Check every line of the data below for the string "STEC", and copy the ones that hold it.
· · ·
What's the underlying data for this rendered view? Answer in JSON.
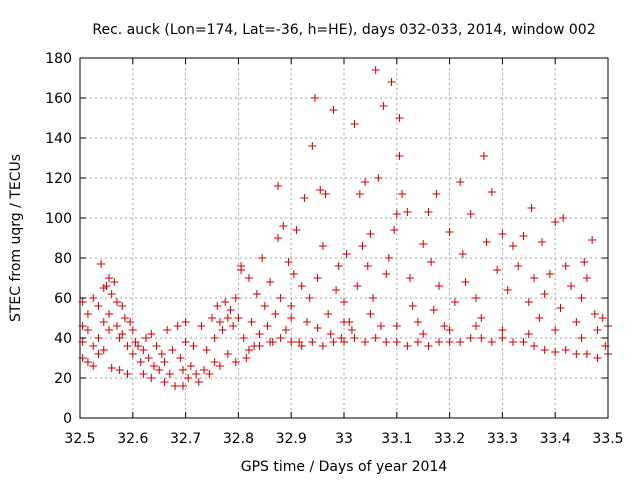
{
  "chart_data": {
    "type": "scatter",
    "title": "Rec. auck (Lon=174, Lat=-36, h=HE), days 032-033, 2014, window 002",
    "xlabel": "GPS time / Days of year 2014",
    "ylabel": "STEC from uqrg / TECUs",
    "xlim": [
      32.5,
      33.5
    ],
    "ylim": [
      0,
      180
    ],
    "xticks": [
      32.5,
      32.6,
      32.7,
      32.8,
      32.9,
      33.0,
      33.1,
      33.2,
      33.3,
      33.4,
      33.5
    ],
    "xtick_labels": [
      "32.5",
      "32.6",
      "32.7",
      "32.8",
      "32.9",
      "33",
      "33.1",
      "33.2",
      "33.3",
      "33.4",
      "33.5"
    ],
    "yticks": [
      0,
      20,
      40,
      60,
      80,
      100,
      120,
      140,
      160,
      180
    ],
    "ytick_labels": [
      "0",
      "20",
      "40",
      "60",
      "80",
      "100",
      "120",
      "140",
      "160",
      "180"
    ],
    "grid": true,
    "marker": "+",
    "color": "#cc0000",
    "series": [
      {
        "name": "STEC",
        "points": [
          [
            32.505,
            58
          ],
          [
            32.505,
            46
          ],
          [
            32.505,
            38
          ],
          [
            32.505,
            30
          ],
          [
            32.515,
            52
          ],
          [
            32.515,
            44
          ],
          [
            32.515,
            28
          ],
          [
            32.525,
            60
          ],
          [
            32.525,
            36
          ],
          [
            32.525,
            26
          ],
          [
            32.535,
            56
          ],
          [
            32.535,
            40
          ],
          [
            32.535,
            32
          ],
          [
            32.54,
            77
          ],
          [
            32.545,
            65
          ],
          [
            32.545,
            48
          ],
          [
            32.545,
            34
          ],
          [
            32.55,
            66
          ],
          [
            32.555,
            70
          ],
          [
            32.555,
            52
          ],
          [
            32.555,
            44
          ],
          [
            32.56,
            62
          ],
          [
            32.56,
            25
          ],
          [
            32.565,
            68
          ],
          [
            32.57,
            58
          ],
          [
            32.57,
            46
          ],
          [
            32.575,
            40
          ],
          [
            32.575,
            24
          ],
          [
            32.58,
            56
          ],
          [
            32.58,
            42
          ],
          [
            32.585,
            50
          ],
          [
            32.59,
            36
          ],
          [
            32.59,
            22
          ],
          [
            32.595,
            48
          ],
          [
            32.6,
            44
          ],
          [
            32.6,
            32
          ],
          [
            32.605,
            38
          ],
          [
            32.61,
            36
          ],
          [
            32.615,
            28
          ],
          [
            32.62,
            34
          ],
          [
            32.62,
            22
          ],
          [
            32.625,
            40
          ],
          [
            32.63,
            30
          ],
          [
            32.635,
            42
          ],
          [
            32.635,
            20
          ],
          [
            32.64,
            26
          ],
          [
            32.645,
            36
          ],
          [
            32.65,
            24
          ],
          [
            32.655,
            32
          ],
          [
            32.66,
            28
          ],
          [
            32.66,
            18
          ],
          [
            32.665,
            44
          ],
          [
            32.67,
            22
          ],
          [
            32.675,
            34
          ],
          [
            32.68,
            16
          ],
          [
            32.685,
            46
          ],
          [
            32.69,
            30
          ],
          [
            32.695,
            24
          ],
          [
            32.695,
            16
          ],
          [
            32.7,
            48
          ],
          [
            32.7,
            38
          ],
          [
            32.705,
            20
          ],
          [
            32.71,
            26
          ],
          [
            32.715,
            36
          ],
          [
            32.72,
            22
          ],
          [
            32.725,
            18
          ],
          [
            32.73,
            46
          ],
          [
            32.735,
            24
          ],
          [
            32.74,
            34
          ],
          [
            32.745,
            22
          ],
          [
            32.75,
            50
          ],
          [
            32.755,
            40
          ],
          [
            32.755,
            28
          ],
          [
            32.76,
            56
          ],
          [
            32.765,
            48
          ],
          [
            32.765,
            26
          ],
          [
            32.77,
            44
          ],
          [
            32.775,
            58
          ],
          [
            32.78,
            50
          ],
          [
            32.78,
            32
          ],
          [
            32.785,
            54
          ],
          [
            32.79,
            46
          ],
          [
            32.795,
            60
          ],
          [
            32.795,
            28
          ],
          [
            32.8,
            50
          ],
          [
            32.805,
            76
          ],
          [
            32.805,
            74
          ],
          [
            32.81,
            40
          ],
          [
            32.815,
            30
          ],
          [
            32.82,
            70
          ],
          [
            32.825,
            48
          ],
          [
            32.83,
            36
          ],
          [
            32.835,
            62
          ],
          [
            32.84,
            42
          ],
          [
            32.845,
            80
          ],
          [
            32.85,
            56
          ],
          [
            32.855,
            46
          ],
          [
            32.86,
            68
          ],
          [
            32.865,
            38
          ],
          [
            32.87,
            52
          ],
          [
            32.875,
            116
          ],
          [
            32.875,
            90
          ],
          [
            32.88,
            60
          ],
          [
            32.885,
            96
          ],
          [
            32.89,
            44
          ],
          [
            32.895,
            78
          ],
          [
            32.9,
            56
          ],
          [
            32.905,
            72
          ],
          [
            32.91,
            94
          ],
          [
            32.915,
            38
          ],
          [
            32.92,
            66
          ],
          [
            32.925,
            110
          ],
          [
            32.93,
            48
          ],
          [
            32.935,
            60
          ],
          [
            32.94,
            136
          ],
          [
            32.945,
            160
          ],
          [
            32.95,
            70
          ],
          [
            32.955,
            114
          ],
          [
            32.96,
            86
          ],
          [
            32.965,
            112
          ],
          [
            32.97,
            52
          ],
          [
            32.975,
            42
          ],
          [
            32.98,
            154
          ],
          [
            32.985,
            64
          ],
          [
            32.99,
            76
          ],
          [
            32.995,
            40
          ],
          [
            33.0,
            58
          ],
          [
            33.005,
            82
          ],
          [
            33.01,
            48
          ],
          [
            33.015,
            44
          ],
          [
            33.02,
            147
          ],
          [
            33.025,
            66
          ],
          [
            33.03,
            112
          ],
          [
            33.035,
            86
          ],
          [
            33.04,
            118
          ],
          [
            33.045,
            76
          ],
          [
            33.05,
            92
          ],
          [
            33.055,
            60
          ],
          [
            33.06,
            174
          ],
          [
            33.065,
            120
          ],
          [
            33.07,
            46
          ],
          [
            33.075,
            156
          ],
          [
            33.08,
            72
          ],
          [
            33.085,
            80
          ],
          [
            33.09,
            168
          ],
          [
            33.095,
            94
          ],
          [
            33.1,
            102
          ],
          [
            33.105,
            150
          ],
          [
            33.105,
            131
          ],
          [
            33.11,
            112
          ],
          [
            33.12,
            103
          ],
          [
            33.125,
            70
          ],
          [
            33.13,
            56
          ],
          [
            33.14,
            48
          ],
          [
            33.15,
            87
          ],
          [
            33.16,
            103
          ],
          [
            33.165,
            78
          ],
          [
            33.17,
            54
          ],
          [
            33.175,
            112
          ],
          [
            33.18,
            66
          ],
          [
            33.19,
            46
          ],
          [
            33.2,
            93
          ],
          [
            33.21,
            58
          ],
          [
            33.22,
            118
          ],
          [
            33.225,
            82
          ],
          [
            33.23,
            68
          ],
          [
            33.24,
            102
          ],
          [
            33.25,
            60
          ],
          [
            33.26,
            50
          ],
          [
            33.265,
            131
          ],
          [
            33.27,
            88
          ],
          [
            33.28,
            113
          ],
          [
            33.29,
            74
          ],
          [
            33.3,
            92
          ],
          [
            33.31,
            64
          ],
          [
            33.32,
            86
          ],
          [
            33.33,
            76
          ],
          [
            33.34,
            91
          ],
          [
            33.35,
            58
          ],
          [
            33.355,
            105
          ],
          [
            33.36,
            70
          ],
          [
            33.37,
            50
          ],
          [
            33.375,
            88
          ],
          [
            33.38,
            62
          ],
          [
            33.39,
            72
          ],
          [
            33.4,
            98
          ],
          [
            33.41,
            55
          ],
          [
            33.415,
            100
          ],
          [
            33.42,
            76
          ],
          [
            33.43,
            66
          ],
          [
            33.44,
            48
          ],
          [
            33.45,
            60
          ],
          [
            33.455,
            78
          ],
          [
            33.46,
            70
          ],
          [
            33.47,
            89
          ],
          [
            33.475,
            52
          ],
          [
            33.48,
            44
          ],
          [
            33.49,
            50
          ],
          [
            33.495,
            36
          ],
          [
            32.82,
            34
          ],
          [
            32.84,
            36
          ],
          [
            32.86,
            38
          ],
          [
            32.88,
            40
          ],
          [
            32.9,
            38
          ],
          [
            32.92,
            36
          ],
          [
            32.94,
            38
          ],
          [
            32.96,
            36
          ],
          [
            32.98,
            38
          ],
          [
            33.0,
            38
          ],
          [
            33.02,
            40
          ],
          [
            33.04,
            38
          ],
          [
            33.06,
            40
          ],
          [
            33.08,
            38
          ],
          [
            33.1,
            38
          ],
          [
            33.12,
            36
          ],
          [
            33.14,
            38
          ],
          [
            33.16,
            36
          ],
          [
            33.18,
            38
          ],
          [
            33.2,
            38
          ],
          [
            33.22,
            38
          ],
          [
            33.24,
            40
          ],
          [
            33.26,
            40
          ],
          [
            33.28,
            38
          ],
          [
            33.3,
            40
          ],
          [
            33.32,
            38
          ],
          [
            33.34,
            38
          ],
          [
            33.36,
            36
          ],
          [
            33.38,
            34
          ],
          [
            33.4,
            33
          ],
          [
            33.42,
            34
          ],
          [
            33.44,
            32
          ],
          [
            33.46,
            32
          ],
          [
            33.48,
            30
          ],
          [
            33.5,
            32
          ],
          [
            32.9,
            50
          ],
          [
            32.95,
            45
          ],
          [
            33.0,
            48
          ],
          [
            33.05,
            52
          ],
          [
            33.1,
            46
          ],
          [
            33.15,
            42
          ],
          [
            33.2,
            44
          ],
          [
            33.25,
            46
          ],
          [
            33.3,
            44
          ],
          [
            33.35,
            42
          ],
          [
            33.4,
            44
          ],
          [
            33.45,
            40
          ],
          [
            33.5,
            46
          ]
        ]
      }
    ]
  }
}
· · ·
» EXERCISE SOLUTION:
    "ylabel": "STEC from uqrg / TECUs",
        "name": "STEC",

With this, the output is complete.